Read through the data and report every line in which the word "中信建投测算" occurs.

>> BEGIN Data listing

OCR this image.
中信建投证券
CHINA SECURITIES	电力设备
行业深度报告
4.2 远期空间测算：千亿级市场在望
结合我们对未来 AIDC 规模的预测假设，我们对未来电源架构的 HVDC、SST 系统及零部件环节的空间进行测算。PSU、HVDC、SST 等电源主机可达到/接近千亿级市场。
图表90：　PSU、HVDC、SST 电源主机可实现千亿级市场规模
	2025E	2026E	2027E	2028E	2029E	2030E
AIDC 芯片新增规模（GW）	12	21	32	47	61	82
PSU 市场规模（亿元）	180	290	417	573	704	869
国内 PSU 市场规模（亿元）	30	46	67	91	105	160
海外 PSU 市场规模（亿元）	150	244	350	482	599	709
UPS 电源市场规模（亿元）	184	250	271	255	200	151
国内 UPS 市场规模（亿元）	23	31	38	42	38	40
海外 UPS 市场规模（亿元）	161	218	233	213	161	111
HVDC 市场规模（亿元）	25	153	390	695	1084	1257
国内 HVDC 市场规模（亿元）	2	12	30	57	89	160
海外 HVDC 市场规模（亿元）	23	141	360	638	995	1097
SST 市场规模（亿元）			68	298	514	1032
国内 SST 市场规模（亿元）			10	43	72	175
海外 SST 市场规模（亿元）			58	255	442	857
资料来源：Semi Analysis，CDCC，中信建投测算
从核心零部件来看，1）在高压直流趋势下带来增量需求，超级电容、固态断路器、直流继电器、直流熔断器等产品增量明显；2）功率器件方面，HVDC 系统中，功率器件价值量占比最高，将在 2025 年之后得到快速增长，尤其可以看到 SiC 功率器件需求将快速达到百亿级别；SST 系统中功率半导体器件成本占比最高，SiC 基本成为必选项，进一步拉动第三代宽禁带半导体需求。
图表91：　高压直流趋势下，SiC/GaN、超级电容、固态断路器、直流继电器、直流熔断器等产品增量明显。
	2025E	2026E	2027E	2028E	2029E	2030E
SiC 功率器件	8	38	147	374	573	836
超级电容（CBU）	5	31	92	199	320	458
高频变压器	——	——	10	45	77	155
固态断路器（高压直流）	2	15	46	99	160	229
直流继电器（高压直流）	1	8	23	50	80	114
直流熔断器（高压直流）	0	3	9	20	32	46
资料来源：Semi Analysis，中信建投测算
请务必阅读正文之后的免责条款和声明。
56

>> END Data listing

Answer to the exercise:
资料来源：Semi Analysis，CDCC，中信建投测算
资料来源：Semi Analysis，中信建投测算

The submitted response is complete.